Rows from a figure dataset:
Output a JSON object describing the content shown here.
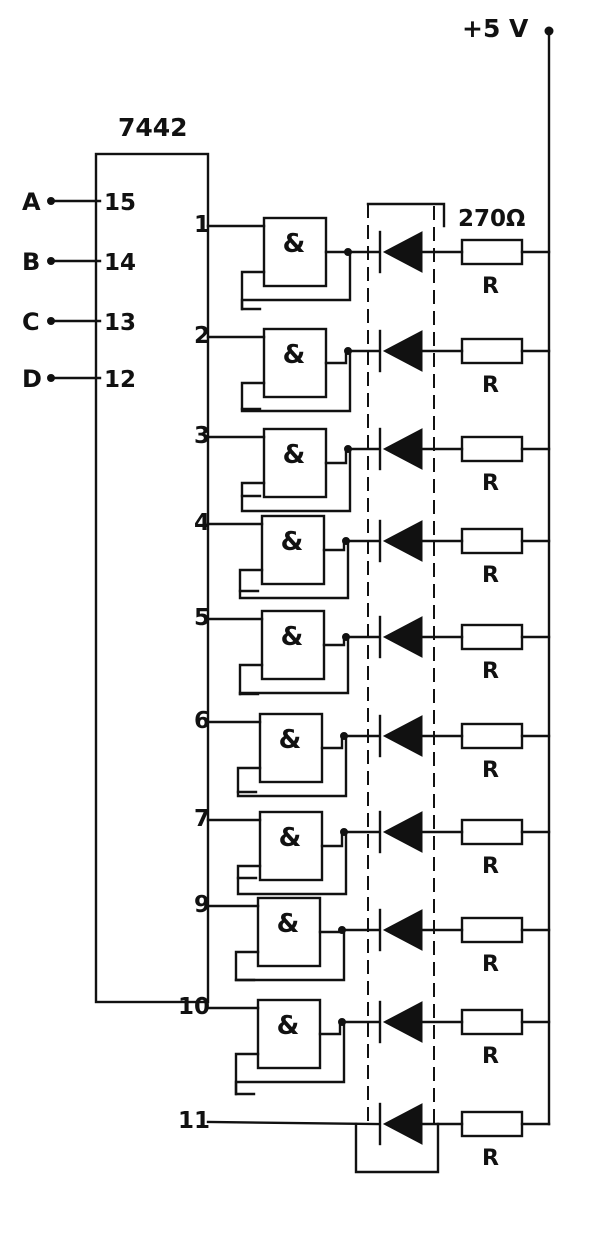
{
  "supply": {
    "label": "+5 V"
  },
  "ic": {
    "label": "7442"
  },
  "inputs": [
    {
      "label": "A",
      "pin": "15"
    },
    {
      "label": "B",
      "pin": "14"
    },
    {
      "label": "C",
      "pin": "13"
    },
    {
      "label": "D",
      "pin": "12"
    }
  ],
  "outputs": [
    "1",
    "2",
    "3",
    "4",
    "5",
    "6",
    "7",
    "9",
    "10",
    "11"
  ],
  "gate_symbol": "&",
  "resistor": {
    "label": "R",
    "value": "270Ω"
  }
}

→ Exercise description: In the records above, locate every line with the string "label" and copy it.

→ Answer below:
    "label": "+5 V"
    "label": "7442"
      "label": "A",
      "label": "B",
      "label": "C",
      "label": "D",
    "label": "R",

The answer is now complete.